**Extracted records:**
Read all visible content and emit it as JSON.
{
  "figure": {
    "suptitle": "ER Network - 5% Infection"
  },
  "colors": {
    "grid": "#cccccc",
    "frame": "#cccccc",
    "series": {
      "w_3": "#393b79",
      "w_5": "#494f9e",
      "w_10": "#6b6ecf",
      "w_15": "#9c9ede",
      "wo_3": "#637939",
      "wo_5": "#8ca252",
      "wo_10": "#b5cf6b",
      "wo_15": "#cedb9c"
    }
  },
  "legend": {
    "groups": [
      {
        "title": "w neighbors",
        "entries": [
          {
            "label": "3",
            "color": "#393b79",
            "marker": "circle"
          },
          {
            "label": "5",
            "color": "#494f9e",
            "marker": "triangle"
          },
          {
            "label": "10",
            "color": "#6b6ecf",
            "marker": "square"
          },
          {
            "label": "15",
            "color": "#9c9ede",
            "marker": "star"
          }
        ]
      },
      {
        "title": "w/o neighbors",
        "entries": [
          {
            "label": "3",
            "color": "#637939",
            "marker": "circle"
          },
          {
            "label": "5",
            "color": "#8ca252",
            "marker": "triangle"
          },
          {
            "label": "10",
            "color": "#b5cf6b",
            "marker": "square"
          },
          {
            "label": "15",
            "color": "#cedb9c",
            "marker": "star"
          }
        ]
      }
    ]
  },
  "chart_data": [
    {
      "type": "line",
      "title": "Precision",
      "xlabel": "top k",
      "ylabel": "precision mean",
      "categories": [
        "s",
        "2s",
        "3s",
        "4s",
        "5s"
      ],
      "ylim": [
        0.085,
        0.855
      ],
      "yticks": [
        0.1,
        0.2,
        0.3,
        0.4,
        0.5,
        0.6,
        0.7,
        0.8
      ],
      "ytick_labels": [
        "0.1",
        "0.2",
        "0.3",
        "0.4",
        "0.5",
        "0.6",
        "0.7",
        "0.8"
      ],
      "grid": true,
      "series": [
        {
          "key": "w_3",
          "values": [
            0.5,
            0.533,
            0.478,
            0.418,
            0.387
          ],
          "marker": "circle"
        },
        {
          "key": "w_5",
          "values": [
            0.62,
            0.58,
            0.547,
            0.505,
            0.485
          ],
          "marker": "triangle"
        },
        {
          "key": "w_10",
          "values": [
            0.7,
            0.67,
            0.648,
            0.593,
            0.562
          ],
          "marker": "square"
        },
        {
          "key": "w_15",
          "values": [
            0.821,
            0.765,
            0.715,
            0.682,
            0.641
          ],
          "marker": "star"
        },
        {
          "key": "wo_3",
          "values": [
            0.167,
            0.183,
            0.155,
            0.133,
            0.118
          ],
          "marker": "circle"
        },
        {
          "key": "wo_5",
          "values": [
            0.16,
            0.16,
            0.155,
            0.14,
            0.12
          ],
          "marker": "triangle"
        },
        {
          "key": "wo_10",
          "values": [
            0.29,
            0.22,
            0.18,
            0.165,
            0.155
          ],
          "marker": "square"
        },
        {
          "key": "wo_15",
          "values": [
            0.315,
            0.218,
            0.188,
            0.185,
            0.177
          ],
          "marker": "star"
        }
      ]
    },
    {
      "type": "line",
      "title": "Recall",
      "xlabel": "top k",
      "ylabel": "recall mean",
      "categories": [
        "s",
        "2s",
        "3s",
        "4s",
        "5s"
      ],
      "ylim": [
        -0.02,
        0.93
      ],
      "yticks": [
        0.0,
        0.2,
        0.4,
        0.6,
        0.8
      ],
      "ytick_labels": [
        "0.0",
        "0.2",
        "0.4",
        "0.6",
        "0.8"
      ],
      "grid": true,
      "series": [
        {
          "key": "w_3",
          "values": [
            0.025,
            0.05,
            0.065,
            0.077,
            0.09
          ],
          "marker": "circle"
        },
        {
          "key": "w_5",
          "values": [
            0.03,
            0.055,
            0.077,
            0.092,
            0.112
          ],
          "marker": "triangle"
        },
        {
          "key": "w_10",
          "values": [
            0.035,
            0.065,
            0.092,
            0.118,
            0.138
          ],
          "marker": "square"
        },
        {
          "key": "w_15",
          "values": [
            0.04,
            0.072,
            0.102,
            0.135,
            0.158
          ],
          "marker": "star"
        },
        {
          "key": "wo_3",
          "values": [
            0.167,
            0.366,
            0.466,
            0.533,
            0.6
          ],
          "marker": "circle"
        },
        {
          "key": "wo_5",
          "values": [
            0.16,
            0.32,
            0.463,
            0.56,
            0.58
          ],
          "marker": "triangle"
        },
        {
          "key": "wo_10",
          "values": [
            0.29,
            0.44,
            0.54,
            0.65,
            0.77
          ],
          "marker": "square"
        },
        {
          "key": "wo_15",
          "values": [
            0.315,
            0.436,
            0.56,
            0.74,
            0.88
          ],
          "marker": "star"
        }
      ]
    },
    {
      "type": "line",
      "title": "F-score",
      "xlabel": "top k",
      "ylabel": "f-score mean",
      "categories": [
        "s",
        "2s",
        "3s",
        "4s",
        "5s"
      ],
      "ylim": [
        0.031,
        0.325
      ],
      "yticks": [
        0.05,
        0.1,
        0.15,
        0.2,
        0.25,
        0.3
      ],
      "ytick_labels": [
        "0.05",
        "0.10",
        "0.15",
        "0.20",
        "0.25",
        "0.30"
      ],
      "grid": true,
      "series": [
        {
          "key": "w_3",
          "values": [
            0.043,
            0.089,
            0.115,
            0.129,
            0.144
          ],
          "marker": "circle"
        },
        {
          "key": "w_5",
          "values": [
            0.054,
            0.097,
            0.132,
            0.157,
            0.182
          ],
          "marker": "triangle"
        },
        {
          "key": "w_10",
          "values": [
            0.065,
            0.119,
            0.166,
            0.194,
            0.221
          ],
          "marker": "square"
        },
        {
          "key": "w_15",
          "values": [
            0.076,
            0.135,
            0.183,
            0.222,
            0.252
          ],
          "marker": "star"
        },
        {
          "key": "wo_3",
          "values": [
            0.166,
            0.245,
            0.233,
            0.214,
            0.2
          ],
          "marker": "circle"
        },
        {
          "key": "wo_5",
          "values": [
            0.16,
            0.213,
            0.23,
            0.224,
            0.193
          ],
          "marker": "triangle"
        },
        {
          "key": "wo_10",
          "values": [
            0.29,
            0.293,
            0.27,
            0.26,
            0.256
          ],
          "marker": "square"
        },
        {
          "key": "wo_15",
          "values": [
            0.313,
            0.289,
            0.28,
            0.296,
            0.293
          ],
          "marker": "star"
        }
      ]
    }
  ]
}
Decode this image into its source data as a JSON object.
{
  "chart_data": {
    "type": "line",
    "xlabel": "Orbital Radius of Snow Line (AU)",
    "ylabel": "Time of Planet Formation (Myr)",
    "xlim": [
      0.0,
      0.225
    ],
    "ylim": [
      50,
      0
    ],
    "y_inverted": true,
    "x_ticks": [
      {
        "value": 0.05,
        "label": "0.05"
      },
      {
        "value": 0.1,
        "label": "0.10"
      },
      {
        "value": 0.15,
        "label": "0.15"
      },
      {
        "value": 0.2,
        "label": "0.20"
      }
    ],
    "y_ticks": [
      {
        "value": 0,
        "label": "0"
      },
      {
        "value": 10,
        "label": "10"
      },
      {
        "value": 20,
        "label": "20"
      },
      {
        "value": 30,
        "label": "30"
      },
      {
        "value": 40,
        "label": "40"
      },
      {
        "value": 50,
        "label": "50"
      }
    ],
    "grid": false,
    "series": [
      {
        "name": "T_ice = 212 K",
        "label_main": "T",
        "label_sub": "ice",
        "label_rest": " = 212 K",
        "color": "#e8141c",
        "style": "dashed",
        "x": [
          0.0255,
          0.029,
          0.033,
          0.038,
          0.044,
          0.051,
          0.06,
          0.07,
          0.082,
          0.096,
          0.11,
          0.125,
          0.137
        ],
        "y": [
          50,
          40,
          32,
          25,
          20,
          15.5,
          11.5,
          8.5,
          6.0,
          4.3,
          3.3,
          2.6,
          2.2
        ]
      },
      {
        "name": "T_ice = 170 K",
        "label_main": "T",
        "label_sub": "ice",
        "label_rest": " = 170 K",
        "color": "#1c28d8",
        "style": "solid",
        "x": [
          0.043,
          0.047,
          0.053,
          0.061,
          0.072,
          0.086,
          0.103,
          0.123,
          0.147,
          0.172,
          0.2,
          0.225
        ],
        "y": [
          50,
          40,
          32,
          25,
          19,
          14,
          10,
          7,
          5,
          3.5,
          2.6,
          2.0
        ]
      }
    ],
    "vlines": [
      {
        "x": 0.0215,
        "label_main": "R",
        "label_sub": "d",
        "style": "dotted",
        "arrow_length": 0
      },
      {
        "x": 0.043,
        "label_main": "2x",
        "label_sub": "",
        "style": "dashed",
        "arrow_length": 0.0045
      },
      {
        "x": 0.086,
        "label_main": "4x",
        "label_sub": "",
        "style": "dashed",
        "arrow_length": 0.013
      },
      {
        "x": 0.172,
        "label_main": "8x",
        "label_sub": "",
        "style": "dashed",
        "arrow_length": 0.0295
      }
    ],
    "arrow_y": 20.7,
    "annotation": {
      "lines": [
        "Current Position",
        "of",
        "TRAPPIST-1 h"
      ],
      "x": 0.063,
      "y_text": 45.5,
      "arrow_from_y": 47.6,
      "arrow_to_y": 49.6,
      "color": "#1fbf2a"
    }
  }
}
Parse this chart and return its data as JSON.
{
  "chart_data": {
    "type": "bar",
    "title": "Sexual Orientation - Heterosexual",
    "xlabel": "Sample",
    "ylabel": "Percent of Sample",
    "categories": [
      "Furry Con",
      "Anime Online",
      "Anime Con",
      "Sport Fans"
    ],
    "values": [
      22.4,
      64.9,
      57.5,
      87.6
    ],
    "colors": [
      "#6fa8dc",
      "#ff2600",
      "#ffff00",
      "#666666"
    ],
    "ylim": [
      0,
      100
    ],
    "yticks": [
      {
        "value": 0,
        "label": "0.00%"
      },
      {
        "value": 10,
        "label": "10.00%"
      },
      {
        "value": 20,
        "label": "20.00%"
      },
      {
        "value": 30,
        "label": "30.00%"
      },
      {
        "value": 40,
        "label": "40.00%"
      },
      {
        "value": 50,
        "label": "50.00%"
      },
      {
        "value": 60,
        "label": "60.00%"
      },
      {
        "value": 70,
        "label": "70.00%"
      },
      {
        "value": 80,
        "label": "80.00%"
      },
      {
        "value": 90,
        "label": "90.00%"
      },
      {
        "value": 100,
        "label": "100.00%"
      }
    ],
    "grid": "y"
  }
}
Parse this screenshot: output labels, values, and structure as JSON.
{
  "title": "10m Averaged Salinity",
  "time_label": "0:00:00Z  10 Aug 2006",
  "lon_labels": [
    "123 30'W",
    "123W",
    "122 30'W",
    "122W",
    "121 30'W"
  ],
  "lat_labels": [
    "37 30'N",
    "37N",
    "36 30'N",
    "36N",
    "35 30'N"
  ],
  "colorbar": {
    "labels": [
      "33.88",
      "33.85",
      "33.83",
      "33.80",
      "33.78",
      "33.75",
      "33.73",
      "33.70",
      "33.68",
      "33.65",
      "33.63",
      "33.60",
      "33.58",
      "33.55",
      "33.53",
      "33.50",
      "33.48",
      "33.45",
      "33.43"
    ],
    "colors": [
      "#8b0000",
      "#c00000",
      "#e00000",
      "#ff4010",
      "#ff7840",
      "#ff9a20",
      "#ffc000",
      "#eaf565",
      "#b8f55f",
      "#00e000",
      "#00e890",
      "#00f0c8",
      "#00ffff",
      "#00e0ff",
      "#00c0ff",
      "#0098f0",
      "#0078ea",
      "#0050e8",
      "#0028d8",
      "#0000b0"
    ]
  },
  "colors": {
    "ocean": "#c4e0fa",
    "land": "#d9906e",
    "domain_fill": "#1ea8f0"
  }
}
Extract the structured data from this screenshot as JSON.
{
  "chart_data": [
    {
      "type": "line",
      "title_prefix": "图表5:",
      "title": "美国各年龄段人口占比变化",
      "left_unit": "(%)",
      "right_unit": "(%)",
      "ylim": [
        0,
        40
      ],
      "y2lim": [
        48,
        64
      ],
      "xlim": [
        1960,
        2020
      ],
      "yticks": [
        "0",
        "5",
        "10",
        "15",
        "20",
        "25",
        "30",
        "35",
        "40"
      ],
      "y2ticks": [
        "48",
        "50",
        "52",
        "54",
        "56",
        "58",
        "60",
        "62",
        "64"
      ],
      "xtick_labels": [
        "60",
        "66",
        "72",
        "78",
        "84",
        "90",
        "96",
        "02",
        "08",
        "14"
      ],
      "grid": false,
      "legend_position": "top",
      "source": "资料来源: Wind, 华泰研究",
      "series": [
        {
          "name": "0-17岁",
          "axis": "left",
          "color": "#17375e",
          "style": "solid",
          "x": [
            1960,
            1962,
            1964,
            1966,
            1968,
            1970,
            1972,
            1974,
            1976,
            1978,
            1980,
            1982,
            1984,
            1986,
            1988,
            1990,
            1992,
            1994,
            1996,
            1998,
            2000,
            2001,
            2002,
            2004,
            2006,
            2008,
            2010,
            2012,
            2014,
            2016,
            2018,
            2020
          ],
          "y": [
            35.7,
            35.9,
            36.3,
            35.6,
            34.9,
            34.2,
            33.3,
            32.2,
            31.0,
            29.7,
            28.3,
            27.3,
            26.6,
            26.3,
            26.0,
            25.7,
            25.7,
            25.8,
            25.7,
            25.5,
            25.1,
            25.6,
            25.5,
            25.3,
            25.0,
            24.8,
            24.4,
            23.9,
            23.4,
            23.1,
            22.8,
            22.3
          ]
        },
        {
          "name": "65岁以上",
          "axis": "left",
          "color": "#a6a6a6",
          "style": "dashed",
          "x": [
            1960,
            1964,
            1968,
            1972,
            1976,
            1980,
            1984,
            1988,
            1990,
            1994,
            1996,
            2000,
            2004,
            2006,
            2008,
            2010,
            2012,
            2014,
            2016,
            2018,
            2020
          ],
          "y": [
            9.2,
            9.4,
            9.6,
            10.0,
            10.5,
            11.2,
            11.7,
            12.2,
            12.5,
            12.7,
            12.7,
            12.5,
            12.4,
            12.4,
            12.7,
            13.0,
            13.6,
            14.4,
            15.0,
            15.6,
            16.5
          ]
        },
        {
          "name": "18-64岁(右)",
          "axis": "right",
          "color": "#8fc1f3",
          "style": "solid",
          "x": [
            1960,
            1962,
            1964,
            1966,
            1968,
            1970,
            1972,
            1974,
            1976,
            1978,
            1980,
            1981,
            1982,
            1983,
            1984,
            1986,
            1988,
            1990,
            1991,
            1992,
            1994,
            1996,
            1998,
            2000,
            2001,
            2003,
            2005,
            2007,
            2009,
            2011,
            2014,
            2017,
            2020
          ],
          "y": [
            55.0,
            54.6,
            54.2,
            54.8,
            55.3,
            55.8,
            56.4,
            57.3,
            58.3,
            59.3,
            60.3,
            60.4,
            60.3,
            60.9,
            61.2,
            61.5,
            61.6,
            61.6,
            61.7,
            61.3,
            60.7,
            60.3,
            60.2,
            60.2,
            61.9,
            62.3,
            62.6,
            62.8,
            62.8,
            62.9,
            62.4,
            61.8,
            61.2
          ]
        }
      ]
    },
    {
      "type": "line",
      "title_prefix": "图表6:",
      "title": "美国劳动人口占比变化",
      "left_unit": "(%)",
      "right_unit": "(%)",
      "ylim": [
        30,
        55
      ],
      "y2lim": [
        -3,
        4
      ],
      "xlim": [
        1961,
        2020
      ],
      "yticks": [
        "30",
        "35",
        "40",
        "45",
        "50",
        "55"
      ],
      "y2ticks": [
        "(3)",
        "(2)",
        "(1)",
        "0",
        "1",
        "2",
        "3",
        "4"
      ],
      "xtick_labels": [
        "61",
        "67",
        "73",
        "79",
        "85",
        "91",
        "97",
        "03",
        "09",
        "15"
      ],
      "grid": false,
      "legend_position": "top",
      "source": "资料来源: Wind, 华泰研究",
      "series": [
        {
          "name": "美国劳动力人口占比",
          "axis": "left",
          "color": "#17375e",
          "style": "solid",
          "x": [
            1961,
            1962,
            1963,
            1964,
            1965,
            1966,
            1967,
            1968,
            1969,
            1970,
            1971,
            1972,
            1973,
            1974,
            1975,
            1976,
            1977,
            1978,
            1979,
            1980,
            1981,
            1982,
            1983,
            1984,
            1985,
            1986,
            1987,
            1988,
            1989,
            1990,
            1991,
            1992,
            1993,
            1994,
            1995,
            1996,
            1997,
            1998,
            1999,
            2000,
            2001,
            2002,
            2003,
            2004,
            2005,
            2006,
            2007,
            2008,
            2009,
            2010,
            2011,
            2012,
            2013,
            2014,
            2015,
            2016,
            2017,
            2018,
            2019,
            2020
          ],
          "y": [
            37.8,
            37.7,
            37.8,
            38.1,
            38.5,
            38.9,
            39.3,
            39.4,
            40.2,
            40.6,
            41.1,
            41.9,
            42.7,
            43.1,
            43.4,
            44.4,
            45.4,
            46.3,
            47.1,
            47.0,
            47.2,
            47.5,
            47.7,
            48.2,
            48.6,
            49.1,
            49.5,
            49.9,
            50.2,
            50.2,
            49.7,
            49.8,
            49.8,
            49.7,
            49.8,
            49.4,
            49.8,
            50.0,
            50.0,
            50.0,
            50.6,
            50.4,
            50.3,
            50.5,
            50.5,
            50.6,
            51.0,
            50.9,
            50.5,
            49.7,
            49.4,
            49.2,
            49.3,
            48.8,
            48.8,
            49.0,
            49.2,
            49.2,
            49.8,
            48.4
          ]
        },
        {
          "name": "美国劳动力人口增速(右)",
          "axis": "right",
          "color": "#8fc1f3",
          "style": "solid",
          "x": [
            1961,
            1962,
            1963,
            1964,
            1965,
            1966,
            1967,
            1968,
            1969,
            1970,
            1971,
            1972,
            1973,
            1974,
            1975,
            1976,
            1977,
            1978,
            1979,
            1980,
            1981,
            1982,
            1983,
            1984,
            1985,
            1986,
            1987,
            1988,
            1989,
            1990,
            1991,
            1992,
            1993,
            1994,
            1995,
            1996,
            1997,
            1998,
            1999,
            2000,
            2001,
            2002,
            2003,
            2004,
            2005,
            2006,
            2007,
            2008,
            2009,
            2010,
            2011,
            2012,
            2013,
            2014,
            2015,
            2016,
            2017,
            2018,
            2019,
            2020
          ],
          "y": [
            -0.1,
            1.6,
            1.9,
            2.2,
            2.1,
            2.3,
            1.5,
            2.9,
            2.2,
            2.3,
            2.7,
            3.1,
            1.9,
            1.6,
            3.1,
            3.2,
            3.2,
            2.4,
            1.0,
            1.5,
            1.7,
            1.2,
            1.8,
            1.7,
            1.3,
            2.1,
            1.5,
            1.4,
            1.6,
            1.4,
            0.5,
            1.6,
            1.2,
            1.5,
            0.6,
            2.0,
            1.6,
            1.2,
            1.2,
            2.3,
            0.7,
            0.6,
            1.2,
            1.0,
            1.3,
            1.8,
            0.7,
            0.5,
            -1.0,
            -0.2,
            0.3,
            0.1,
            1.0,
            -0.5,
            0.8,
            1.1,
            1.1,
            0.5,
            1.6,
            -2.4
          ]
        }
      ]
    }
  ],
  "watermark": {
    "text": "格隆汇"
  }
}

**Directive:** The required output is the number of lines containing the word "JSON", and nothing besides.

**Result:** 5